* START Extracted text *
London Olympics 2012: Stratford, Newham and Emma’s “Aunt”

July 16, 2012 at 8:22 pm (carriages & transport, diaries, estates, history, london's landscape, news, people, research) (, , , , , , , , , , , )


Few will guess how CLOSE the London Olympics are to elements of the Smith&Gosling story. Take a look at this map of the site:

click on image for Exploring East London’s website

The GREY area is the “Olympic Site” — or as Exploring has it, the “area taken over for the Olympic Games”. The “loop” of streets near the top, to the left of SEE INLAY, contains the street running north-south (to MARYLAND) which is called THE GROVE. The Olympics and The Grove are about a half-mile apart.

Transcribed letters to Aunt — as the Smith siblings called Judith Smith, their father’s only living sister — begin in 1816 and end, with her death, in early 1832. The letters are consistently addressed {later calling her Mrs Smith}:

Miss Smith / The Grove / Stratford / Essex

But WHERE on EARTH did Aunt live?? That has been the burning question for some time.

Now, I don’t suppose for a minute that Aunt’s place survived, but to be able to place it back in time would be a great help.

Thanks to Mike in Surrey, I may be able to do just that.

Richard, at the Archives and Local Studies Library, located at 3 The Grove, believes Aunt lived in GROVE HOUSE. He claims the “Smith family together with Judith Smith” appear in Katharine Fry’s History of the Parishes of East and West Ham. (Good luck, Kelly, in finding a copy of that book…)

No doubt you begin to see my geographical problem: London E15 <– Newham <– Stratford <– West Ham. So many names over the decades and centuries, and all seemingly covering the SAME ground. Plus, I’ve long thought Stratford-le-Bow was Stratford; this map shows them both.

Mike has put his hands on an 1860s Map. Only the most detailed would show a single house, but he was the one who unearthed the very-detailed map of Nos 5 & 6 Portland Place!
* END Extracted text *
* START Data segment *
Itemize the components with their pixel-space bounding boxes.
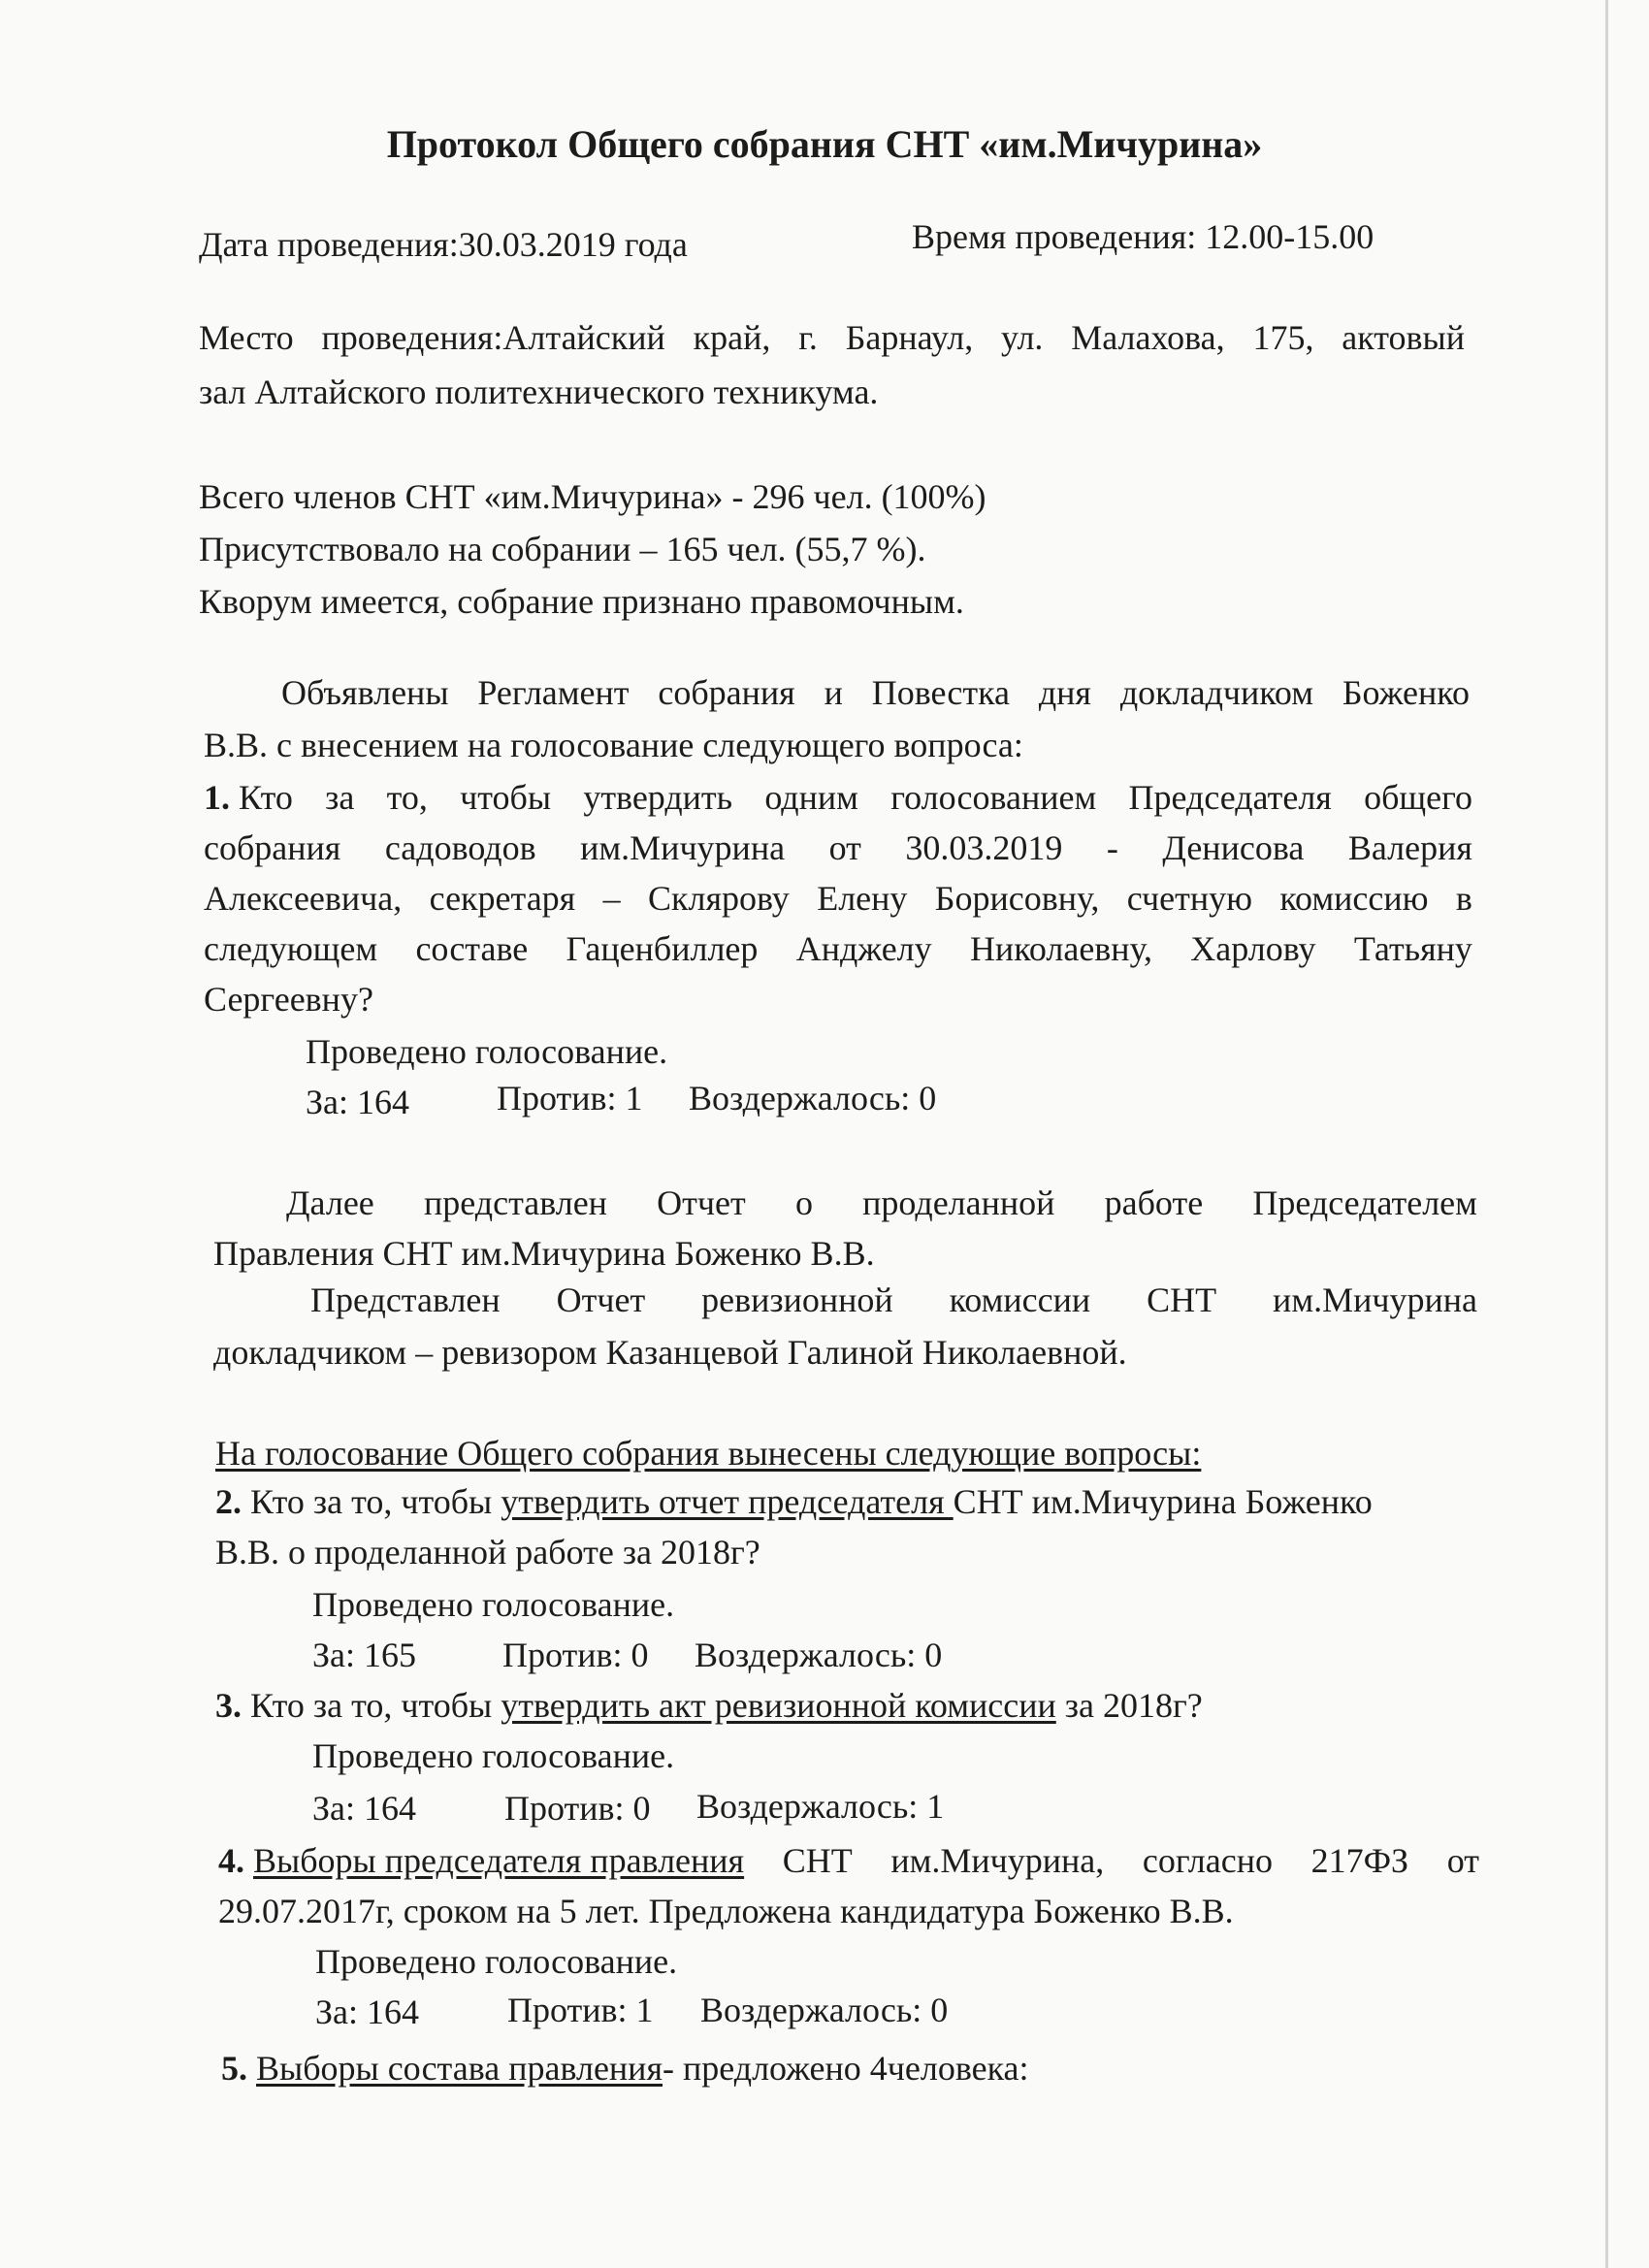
* END Data segment *
Required work:
1: In the blog post about Stratford and the London Olympics, who did the Smith siblings call "Aunt"?
2: Write the next part of the blog post about Aunt's home in Stratford, picking up after its last sentence.
The material that comes after the blog post is separate from it.

Written answers:
1: Judith Smith, their father's only living sister.

2:
This nice map of Stratford et al in 1800 http://www.newhamstory.com/node/726?size=_original shows just how difficult placing one house in this dense area has been.

Mike says that the abode to the left of the T and H in THE Grove can be ID’ed as Grove House. I’ve circled it, if for no other reason than to make my own eyes see its faint outline:

So what do I think I see?? A large house, free-standing, set back from the road; land that seems to be populated with trees (belonging to Grove House, or were they public??). The place has a rural feel that no one has ever mentioned in the letters. Emma talks of “walking in the shrubbery,” but only at the various country homes: Suttons, Tring, Mapledurham.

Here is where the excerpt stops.